-------- EXTRACTED ENTRIES --------
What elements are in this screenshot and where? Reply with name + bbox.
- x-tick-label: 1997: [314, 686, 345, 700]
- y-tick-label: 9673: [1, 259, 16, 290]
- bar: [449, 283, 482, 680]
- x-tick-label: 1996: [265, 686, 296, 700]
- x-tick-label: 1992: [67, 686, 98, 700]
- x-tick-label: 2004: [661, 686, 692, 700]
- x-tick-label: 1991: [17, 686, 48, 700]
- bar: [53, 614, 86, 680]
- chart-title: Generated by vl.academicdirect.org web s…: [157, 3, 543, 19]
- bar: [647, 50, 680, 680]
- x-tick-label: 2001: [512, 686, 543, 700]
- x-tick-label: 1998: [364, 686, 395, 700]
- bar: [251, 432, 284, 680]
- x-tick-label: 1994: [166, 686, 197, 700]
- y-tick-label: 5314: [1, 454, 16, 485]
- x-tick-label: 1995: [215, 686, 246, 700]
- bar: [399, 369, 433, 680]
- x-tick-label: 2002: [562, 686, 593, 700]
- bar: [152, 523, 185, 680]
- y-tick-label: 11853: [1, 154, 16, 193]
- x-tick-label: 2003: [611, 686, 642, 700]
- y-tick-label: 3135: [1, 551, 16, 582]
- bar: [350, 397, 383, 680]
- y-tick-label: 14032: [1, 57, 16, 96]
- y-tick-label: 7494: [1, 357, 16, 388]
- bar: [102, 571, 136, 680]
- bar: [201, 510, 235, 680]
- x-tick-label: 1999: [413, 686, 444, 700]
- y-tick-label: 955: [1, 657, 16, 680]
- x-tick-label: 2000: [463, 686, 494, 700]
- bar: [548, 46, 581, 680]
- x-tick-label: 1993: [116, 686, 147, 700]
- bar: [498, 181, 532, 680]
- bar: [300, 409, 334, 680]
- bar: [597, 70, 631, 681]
--------
-------- EXTRACTED ENTRIES --------
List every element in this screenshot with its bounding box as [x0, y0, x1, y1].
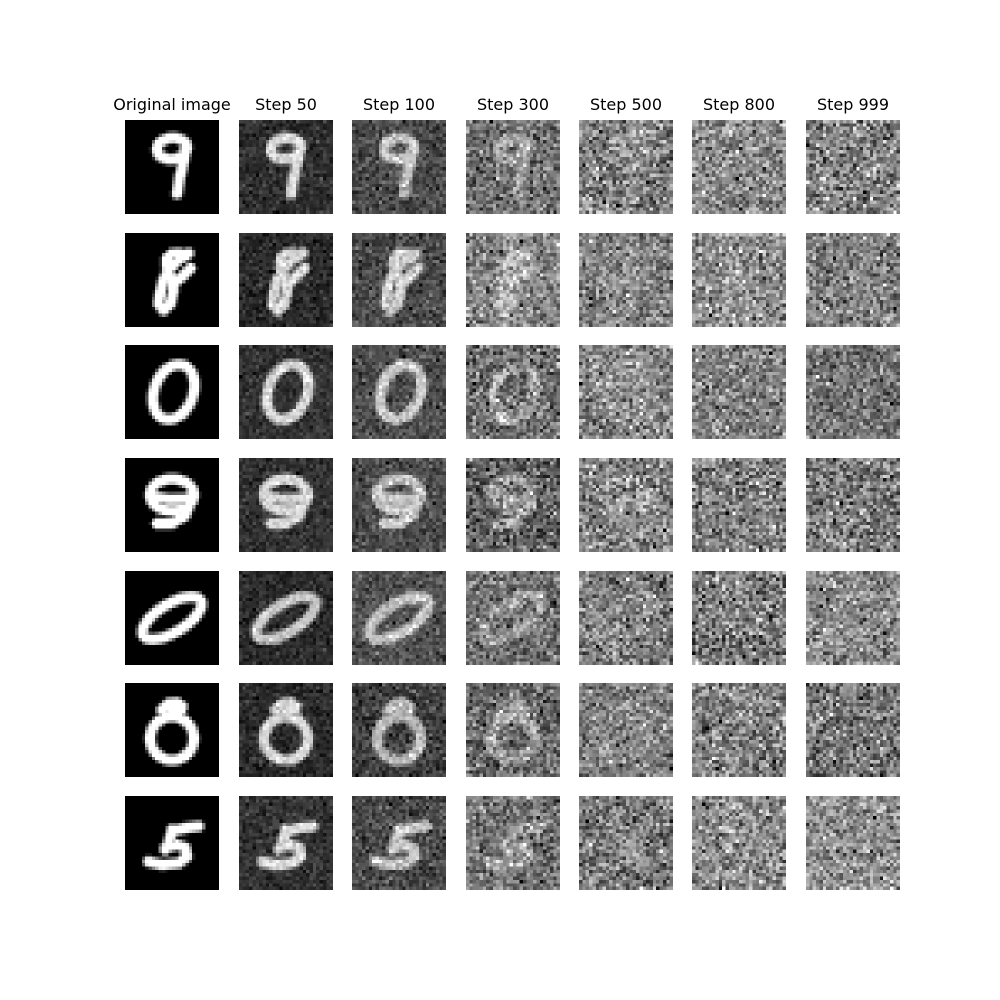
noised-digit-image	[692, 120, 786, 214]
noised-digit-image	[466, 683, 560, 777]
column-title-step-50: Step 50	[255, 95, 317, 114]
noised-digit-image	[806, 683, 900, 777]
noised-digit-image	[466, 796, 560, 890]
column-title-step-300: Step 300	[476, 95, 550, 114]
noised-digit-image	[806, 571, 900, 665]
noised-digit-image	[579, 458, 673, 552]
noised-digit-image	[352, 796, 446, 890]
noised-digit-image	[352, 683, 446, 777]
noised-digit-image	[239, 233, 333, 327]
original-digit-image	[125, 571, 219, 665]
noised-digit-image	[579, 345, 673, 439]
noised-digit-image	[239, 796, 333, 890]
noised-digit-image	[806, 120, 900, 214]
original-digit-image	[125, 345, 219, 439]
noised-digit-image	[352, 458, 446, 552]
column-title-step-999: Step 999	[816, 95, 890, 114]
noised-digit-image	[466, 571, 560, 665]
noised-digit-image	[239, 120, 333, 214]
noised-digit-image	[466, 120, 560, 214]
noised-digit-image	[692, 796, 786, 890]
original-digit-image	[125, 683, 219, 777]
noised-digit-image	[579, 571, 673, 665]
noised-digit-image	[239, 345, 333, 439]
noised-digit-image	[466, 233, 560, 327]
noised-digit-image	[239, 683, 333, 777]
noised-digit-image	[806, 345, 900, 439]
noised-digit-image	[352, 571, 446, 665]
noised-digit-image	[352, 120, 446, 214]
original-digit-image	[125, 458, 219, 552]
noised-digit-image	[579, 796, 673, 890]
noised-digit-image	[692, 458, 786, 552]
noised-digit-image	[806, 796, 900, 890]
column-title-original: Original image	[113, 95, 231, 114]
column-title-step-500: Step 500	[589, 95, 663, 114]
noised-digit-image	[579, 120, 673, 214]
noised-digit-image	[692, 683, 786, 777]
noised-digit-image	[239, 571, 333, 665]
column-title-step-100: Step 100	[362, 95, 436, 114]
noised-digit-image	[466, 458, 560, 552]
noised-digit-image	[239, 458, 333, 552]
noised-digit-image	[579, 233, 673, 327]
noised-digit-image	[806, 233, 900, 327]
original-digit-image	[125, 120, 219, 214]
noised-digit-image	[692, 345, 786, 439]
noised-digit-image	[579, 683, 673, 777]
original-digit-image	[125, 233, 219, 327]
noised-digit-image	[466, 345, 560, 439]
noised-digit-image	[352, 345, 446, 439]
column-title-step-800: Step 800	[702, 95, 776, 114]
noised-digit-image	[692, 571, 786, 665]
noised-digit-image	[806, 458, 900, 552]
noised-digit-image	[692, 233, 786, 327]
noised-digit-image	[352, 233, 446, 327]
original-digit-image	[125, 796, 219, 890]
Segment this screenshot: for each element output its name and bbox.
--------
WHAT IS BEING ASKED:
Please echo every line from the one containing "What elements are" down to the one containing "- y-tick-label: 3135: [1, 551, 16, 582]", both included, word for word.

EXPECTED OUTPUT:
What elements are in this screenshot and where? Reply with name + bbox.
- x-tick-label: 1997: [314, 686, 345, 700]
- y-tick-label: 9673: [1, 259, 16, 290]
- bar: [449, 283, 482, 680]
- x-tick-label: 1996: [265, 686, 296, 700]
- x-tick-label: 1992: [67, 686, 98, 700]
- x-tick-label: 2004: [661, 686, 692, 700]
- x-tick-label: 1991: [17, 686, 48, 700]
- bar: [53, 614, 86, 680]
- chart-title: Generated by vl.academicdirect.org web s…: [157, 3, 543, 19]
- bar: [647, 50, 680, 680]
- x-tick-label: 2001: [512, 686, 543, 700]
- x-tick-label: 1998: [364, 686, 395, 700]
- bar: [251, 432, 284, 680]
- x-tick-label: 1994: [166, 686, 197, 700]
- y-tick-label: 5314: [1, 454, 16, 485]
- x-tick-label: 1995: [215, 686, 246, 700]
- bar: [399, 369, 433, 680]
- x-tick-label: 2002: [562, 686, 593, 700]
- bar: [152, 523, 185, 680]
- y-tick-label: 11853: [1, 154, 16, 193]
- x-tick-label: 2003: [611, 686, 642, 700]
- y-tick-label: 3135: [1, 551, 16, 582]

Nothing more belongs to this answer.